» Dataset excerpts:
[start]

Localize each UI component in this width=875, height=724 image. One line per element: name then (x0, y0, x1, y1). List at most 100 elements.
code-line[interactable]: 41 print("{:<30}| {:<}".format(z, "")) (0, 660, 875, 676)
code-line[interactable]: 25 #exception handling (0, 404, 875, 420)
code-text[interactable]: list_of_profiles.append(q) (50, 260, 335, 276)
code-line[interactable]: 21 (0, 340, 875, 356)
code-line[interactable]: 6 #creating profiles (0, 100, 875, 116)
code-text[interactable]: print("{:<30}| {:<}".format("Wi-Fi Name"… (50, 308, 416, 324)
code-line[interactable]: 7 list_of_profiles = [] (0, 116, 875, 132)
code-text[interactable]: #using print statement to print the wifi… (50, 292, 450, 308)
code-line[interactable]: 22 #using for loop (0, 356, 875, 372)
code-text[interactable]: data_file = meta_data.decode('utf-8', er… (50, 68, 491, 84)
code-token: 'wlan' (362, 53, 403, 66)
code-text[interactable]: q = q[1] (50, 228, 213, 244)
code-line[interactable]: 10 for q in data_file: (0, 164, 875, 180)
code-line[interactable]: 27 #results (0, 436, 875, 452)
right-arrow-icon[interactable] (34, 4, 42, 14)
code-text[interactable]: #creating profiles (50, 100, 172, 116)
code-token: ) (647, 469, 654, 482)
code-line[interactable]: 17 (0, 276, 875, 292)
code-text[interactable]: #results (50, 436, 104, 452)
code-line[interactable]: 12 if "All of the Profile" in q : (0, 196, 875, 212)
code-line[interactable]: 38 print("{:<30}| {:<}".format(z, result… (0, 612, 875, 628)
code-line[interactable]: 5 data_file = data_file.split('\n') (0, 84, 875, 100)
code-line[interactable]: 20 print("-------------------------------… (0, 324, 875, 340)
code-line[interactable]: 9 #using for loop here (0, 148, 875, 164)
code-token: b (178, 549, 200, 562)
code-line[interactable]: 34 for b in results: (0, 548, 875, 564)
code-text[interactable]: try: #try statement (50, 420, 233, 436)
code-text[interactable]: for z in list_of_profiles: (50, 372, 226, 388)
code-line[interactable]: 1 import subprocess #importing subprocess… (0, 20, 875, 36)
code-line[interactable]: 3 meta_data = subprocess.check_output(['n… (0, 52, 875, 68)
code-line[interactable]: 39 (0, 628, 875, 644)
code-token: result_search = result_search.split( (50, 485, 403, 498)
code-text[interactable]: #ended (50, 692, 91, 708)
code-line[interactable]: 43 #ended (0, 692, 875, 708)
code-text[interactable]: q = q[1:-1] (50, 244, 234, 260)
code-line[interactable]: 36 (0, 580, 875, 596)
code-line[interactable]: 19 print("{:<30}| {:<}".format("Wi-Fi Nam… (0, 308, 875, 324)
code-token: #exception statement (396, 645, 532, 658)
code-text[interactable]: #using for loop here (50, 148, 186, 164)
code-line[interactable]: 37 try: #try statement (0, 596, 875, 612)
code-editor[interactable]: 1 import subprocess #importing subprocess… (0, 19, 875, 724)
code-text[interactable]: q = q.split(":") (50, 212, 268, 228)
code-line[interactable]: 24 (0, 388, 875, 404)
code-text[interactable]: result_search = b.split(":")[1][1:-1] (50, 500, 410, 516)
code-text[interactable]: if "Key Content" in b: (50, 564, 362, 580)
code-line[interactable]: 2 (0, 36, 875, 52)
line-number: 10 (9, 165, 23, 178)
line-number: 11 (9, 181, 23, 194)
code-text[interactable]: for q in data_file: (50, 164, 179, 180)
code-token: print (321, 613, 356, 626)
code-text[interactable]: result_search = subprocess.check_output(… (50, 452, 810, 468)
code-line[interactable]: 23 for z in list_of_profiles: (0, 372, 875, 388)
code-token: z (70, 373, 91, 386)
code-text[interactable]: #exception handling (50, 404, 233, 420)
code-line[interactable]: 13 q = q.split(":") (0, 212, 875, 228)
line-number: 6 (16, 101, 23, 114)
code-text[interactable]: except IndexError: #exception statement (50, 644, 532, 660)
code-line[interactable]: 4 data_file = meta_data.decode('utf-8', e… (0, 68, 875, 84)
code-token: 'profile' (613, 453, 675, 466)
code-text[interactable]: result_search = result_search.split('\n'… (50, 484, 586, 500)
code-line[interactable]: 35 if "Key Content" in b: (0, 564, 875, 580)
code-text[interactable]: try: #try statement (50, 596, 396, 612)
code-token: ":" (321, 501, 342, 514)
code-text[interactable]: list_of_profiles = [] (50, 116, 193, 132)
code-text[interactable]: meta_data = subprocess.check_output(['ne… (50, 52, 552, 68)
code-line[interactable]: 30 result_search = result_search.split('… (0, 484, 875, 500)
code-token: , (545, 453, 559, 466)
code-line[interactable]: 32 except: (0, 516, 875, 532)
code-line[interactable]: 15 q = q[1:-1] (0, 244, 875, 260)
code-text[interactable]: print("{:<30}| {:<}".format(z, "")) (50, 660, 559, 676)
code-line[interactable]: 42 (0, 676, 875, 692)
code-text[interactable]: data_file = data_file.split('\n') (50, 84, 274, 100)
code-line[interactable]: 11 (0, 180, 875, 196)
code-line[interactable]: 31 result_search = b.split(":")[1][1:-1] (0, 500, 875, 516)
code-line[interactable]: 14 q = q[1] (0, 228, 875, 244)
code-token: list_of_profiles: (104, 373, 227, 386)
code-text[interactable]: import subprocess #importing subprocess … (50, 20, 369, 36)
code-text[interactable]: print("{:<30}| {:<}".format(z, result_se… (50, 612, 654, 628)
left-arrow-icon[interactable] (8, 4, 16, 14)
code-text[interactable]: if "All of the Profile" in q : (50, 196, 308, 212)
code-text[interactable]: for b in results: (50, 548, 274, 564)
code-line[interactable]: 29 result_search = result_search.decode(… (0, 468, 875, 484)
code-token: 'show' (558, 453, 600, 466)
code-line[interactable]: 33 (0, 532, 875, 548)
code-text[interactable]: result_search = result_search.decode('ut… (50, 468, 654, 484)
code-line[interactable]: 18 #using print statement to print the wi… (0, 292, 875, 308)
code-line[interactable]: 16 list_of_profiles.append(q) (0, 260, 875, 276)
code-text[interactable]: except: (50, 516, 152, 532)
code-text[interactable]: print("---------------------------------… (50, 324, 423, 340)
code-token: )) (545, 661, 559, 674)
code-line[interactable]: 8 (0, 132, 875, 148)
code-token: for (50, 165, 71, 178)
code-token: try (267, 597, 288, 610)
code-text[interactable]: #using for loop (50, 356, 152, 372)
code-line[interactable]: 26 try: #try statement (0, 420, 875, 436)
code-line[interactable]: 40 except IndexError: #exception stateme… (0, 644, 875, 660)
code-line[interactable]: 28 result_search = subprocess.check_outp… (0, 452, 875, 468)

[end]

» Work instructions:
Rewrite the entries above, changing every "list_of_profiles" to "profile_list" and leaving all else as it is.

» Answer in full:
Localize each UI component in this width=875, height=724 image. One line per element: name then (x0, y0, x1, y1). List at most 100 elements.
code-line[interactable]: 41 print("{:<30}| {:<}".format(z, "")) (0, 660, 875, 676)
code-line[interactable]: 25 #exception handling (0, 404, 875, 420)
code-text[interactable]: profile_list.append(q) (50, 260, 335, 276)
code-line[interactable]: 21 (0, 340, 875, 356)
code-line[interactable]: 6 #creating profiles (0, 100, 875, 116)
code-text[interactable]: print("{:<30}| {:<}".format("Wi-Fi Name"… (50, 308, 416, 324)
code-line[interactable]: 7 profile_list = [] (0, 116, 875, 132)
code-text[interactable]: #using print statement to print the wifi… (50, 292, 450, 308)
code-line[interactable]: 22 #using for loop (0, 356, 875, 372)
code-text[interactable]: data_file = meta_data.decode('utf-8', er… (50, 68, 491, 84)
code-token: 'wlan' (362, 53, 403, 66)
code-text[interactable]: q = q[1] (50, 228, 213, 244)
code-line[interactable]: 10 for q in data_file: (0, 164, 875, 180)
code-line[interactable]: 27 #results (0, 436, 875, 452)
right-arrow-icon[interactable] (34, 4, 42, 14)
code-text[interactable]: #creating profiles (50, 100, 172, 116)
code-token: ) (647, 469, 654, 482)
code-line[interactable]: 17 (0, 276, 875, 292)
code-text[interactable]: #results (50, 436, 104, 452)
code-line[interactable]: 12 if "All of the Profile" in q : (0, 196, 875, 212)
code-line[interactable]: 38 print("{:<30}| {:<}".format(z, result… (0, 612, 875, 628)
code-line[interactable]: 5 data_file = data_file.split('\n') (0, 84, 875, 100)
code-line[interactable]: 20 print("-------------------------------… (0, 324, 875, 340)
code-line[interactable]: 9 #using for loop here (0, 148, 875, 164)
code-token: b (178, 549, 200, 562)
code-line[interactable]: 34 for b in results: (0, 548, 875, 564)
code-text[interactable]: try: #try statement (50, 420, 233, 436)
code-text[interactable]: for z in profile_list: (50, 372, 226, 388)
code-line[interactable]: 1 import subprocess #importing subprocess… (0, 20, 875, 36)
code-line[interactable]: 3 meta_data = subprocess.check_output(['n… (0, 52, 875, 68)
code-line[interactable]: 39 (0, 628, 875, 644)
code-token: result_search = result_search.split( (50, 485, 403, 498)
code-text[interactable]: #ended (50, 692, 91, 708)
code-line[interactable]: 43 #ended (0, 692, 875, 708)
code-text[interactable]: q = q[1:-1] (50, 244, 234, 260)
code-line[interactable]: 36 (0, 580, 875, 596)
code-line[interactable]: 19 print("{:<30}| {:<}".format("Wi-Fi Nam… (0, 308, 875, 324)
code-token: #exception statement (396, 645, 532, 658)
code-text[interactable]: #using for loop here (50, 148, 186, 164)
code-line[interactable]: 37 try: #try statement (0, 596, 875, 612)
code-editor[interactable]: 1 import subprocess #importing subprocess… (0, 19, 875, 724)
code-text[interactable]: q = q.split(":") (50, 212, 268, 228)
code-line[interactable]: 24 (0, 388, 875, 404)
code-text[interactable]: result_search = b.split(":")[1][1:-1] (50, 500, 410, 516)
code-text[interactable]: if "Key Content" in b: (50, 564, 362, 580)
code-line[interactable]: 2 (0, 36, 875, 52)
line-number: 10 (9, 165, 23, 178)
line-number: 11 (9, 181, 23, 194)
code-text[interactable]: for q in data_file: (50, 164, 179, 180)
code-token: print (321, 613, 356, 626)
code-text[interactable]: result_search = subprocess.check_output(… (50, 452, 810, 468)
code-line[interactable]: 23 for z in profile_list: (0, 372, 875, 388)
code-token: z (70, 373, 91, 386)
code-text[interactable]: #exception handling (50, 404, 233, 420)
code-line[interactable]: 13 q = q.split(":") (0, 212, 875, 228)
line-number: 6 (16, 101, 23, 114)
code-text[interactable]: except IndexError: #exception statement (50, 644, 532, 660)
code-line[interactable]: 4 data_file = meta_data.decode('utf-8', e… (0, 68, 875, 84)
code-token: 'profile' (613, 453, 675, 466)
code-text[interactable]: result_search = result_search.split('\n'… (50, 484, 586, 500)
code-line[interactable]: 35 if "Key Content" in b: (0, 564, 875, 580)
code-text[interactable]: try: #try statement (50, 596, 396, 612)
code-token: ":" (321, 501, 342, 514)
code-text[interactable]: profile_list = [] (50, 116, 193, 132)
code-text[interactable]: meta_data = subprocess.check_output(['ne… (50, 52, 552, 68)
code-line[interactable]: 30 result_search = result_search.split('… (0, 484, 875, 500)
code-token: , (545, 453, 559, 466)
code-line[interactable]: 32 except: (0, 516, 875, 532)
code-line[interactable]: 15 q = q[1:-1] (0, 244, 875, 260)
code-text[interactable]: print("{:<30}| {:<}".format(z, "")) (50, 660, 559, 676)
code-line[interactable]: 42 (0, 676, 875, 692)
code-text[interactable]: data_file = data_file.split('\n') (50, 84, 274, 100)
code-line[interactable]: 11 (0, 180, 875, 196)
code-line[interactable]: 31 result_search = b.split(":")[1][1:-1] (0, 500, 875, 516)
code-line[interactable]: 14 q = q[1] (0, 228, 875, 244)
code-token: profile_list: (104, 373, 227, 386)
code-text[interactable]: import subprocess #importing subprocess … (50, 20, 369, 36)
code-text[interactable]: print("{:<30}| {:<}".format(z, result_se… (50, 612, 654, 628)
left-arrow-icon[interactable] (8, 4, 16, 14)
code-text[interactable]: if "All of the Profile" in q : (50, 196, 308, 212)
code-text[interactable]: for b in results: (50, 548, 274, 564)
code-line[interactable]: 29 result_search = result_search.decode(… (0, 468, 875, 484)
code-token: 'show' (558, 453, 600, 466)
code-line[interactable]: 33 (0, 532, 875, 548)
code-text[interactable]: result_search = result_search.decode('ut… (50, 468, 654, 484)
code-line[interactable]: 18 #using print statement to print the wi… (0, 292, 875, 308)
code-line[interactable]: 16 profile_list.append(q) (0, 260, 875, 276)
code-text[interactable]: except: (50, 516, 152, 532)
code-text[interactable]: print("---------------------------------… (50, 324, 423, 340)
code-token: )) (545, 661, 559, 674)
code-line[interactable]: 8 (0, 132, 875, 148)
code-token: for (50, 165, 71, 178)
code-token: try (267, 597, 288, 610)
code-text[interactable]: #using for loop (50, 356, 152, 372)
code-line[interactable]: 26 try: #try statement (0, 420, 875, 436)
code-line[interactable]: 40 except IndexError: #exception stateme… (0, 644, 875, 660)
code-line[interactable]: 28 result_search = subprocess.check_outp… (0, 452, 875, 468)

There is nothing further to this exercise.